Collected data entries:
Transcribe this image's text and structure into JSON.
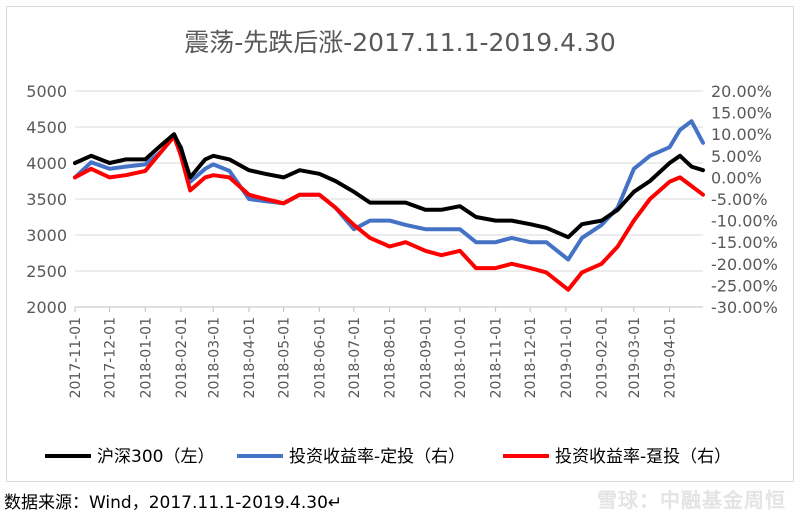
{
  "source_note": "数据来源：Wind，2017.11.1-2019.4.30↵",
  "watermark": "雪球：中融基金周恒",
  "chart_data": {
    "type": "line",
    "title": "震荡-先跌后涨-2017.11.1-2019.4.30",
    "xlabel": "",
    "ylabel": "",
    "ylim": [
      2000,
      5000
    ],
    "y2lim": [
      -0.3,
      0.2
    ],
    "y_ticks": [
      "2000",
      "2500",
      "3000",
      "3500",
      "4000",
      "4500",
      "5000"
    ],
    "y2_ticks": [
      "-30.00%",
      "-25.00%",
      "-20.00%",
      "-15.00%",
      "-10.00%",
      "-5.00%",
      "0.00%",
      "5.00%",
      "10.00%",
      "15.00%",
      "20.00%"
    ],
    "x_ticks": [
      "2017-11-01",
      "2017-12-01",
      "2018-01-01",
      "2018-02-01",
      "2018-03-01",
      "2018-04-01",
      "2018-05-01",
      "2018-06-01",
      "2018-07-01",
      "2018-08-01",
      "2018-09-01",
      "2018-10-01",
      "2018-11-01",
      "2018-12-01",
      "2019-01-01",
      "2019-02-01",
      "2019-03-01",
      "2019-04-01"
    ],
    "x": [
      "2017-11-01",
      "2017-11-15",
      "2017-12-01",
      "2017-12-15",
      "2018-01-01",
      "2018-01-15",
      "2018-01-26",
      "2018-02-01",
      "2018-02-09",
      "2018-02-22",
      "2018-03-01",
      "2018-03-15",
      "2018-04-01",
      "2018-04-15",
      "2018-05-01",
      "2018-05-15",
      "2018-06-01",
      "2018-06-15",
      "2018-07-01",
      "2018-07-15",
      "2018-08-01",
      "2018-08-15",
      "2018-09-01",
      "2018-09-15",
      "2018-10-01",
      "2018-10-15",
      "2018-11-01",
      "2018-11-15",
      "2018-12-01",
      "2018-12-15",
      "2019-01-03",
      "2019-01-15",
      "2019-02-01",
      "2019-02-15",
      "2019-03-01",
      "2019-03-15",
      "2019-04-01",
      "2019-04-10",
      "2019-04-20",
      "2019-04-30"
    ],
    "series": [
      {
        "name": "沪深300（左）",
        "axis": "left",
        "color": "#000000",
        "values": [
          4000,
          4100,
          4000,
          4050,
          4050,
          4250,
          4400,
          4200,
          3800,
          4050,
          4100,
          4050,
          3900,
          3850,
          3800,
          3900,
          3850,
          3750,
          3600,
          3450,
          3450,
          3450,
          3350,
          3350,
          3400,
          3250,
          3200,
          3200,
          3150,
          3100,
          2970,
          3150,
          3200,
          3350,
          3600,
          3750,
          4000,
          4100,
          3950,
          3900
        ]
      },
      {
        "name": "投资收益率-定投（右）",
        "axis": "right",
        "color": "#4472c4",
        "values": [
          0.0,
          0.035,
          0.02,
          0.025,
          0.03,
          0.06,
          0.095,
          0.07,
          -0.01,
          0.02,
          0.03,
          0.015,
          -0.05,
          -0.055,
          -0.06,
          -0.04,
          -0.04,
          -0.07,
          -0.12,
          -0.1,
          -0.1,
          -0.11,
          -0.12,
          -0.12,
          -0.12,
          -0.15,
          -0.15,
          -0.14,
          -0.15,
          -0.15,
          -0.19,
          -0.14,
          -0.11,
          -0.07,
          0.02,
          0.05,
          0.07,
          0.11,
          0.13,
          0.08
        ]
      },
      {
        "name": "投资收益率-趸投（右）",
        "axis": "right",
        "color": "#ff0000",
        "values": [
          0.0,
          0.02,
          0.0,
          0.005,
          0.015,
          0.06,
          0.095,
          0.05,
          -0.03,
          0.0,
          0.005,
          0.0,
          -0.04,
          -0.05,
          -0.06,
          -0.04,
          -0.04,
          -0.07,
          -0.11,
          -0.14,
          -0.16,
          -0.15,
          -0.17,
          -0.18,
          -0.17,
          -0.21,
          -0.21,
          -0.2,
          -0.21,
          -0.22,
          -0.26,
          -0.22,
          -0.2,
          -0.16,
          -0.1,
          -0.05,
          -0.01,
          0.0,
          -0.02,
          -0.04
        ]
      }
    ],
    "grid": true,
    "legend_position": "bottom"
  }
}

PROMPT: Copy each line in full and exactly, omitting any picture.

RESULT OF THE TASK:
Transcribe this image's text and structure into JSON.
{
  "source_note": "数据来源：Wind，2017.11.1-2019.4.30↵",
  "watermark": "雪球：中融基金周恒",
  "chart_data": {
    "type": "line",
    "title": "震荡-先跌后涨-2017.11.1-2019.4.30",
    "xlabel": "",
    "ylabel": "",
    "ylim": [
      2000,
      5000
    ],
    "y2lim": [
      -0.3,
      0.2
    ],
    "y_ticks": [
      "2000",
      "2500",
      "3000",
      "3500",
      "4000",
      "4500",
      "5000"
    ],
    "y2_ticks": [
      "-30.00%",
      "-25.00%",
      "-20.00%",
      "-15.00%",
      "-10.00%",
      "-5.00%",
      "0.00%",
      "5.00%",
      "10.00%",
      "15.00%",
      "20.00%"
    ],
    "x_ticks": [
      "2017-11-01",
      "2017-12-01",
      "2018-01-01",
      "2018-02-01",
      "2018-03-01",
      "2018-04-01",
      "2018-05-01",
      "2018-06-01",
      "2018-07-01",
      "2018-08-01",
      "2018-09-01",
      "2018-10-01",
      "2018-11-01",
      "2018-12-01",
      "2019-01-01",
      "2019-02-01",
      "2019-03-01",
      "2019-04-01"
    ],
    "x": [
      "2017-11-01",
      "2017-11-15",
      "2017-12-01",
      "2017-12-15",
      "2018-01-01",
      "2018-01-15",
      "2018-01-26",
      "2018-02-01",
      "2018-02-09",
      "2018-02-22",
      "2018-03-01",
      "2018-03-15",
      "2018-04-01",
      "2018-04-15",
      "2018-05-01",
      "2018-05-15",
      "2018-06-01",
      "2018-06-15",
      "2018-07-01",
      "2018-07-15",
      "2018-08-01",
      "2018-08-15",
      "2018-09-01",
      "2018-09-15",
      "2018-10-01",
      "2018-10-15",
      "2018-11-01",
      "2018-11-15",
      "2018-12-01",
      "2018-12-15",
      "2019-01-03",
      "2019-01-15",
      "2019-02-01",
      "2019-02-15",
      "2019-03-01",
      "2019-03-15",
      "2019-04-01",
      "2019-04-10",
      "2019-04-20",
      "2019-04-30"
    ],
    "series": [
      {
        "name": "沪深300（左）",
        "axis": "left",
        "color": "#000000",
        "values": [
          4000,
          4100,
          4000,
          4050,
          4050,
          4250,
          4400,
          4200,
          3800,
          4050,
          4100,
          4050,
          3900,
          3850,
          3800,
          3900,
          3850,
          3750,
          3600,
          3450,
          3450,
          3450,
          3350,
          3350,
          3400,
          3250,
          3200,
          3200,
          3150,
          3100,
          2970,
          3150,
          3200,
          3350,
          3600,
          3750,
          4000,
          4100,
          3950,
          3900
        ]
      },
      {
        "name": "投资收益率-定投（右）",
        "axis": "right",
        "color": "#4472c4",
        "values": [
          0.0,
          0.035,
          0.02,
          0.025,
          0.03,
          0.06,
          0.095,
          0.07,
          -0.01,
          0.02,
          0.03,
          0.015,
          -0.05,
          -0.055,
          -0.06,
          -0.04,
          -0.04,
          -0.07,
          -0.12,
          -0.1,
          -0.1,
          -0.11,
          -0.12,
          -0.12,
          -0.12,
          -0.15,
          -0.15,
          -0.14,
          -0.15,
          -0.15,
          -0.19,
          -0.14,
          -0.11,
          -0.07,
          0.02,
          0.05,
          0.07,
          0.11,
          0.13,
          0.08
        ]
      },
      {
        "name": "投资收益率-趸投（右）",
        "axis": "right",
        "color": "#ff0000",
        "values": [
          0.0,
          0.02,
          0.0,
          0.005,
          0.015,
          0.06,
          0.095,
          0.05,
          -0.03,
          0.0,
          0.005,
          0.0,
          -0.04,
          -0.05,
          -0.06,
          -0.04,
          -0.04,
          -0.07,
          -0.11,
          -0.14,
          -0.16,
          -0.15,
          -0.17,
          -0.18,
          -0.17,
          -0.21,
          -0.21,
          -0.2,
          -0.21,
          -0.22,
          -0.26,
          -0.22,
          -0.2,
          -0.16,
          -0.1,
          -0.05,
          -0.01,
          0.0,
          -0.02,
          -0.04
        ]
      }
    ],
    "grid": true,
    "legend_position": "bottom"
  }
}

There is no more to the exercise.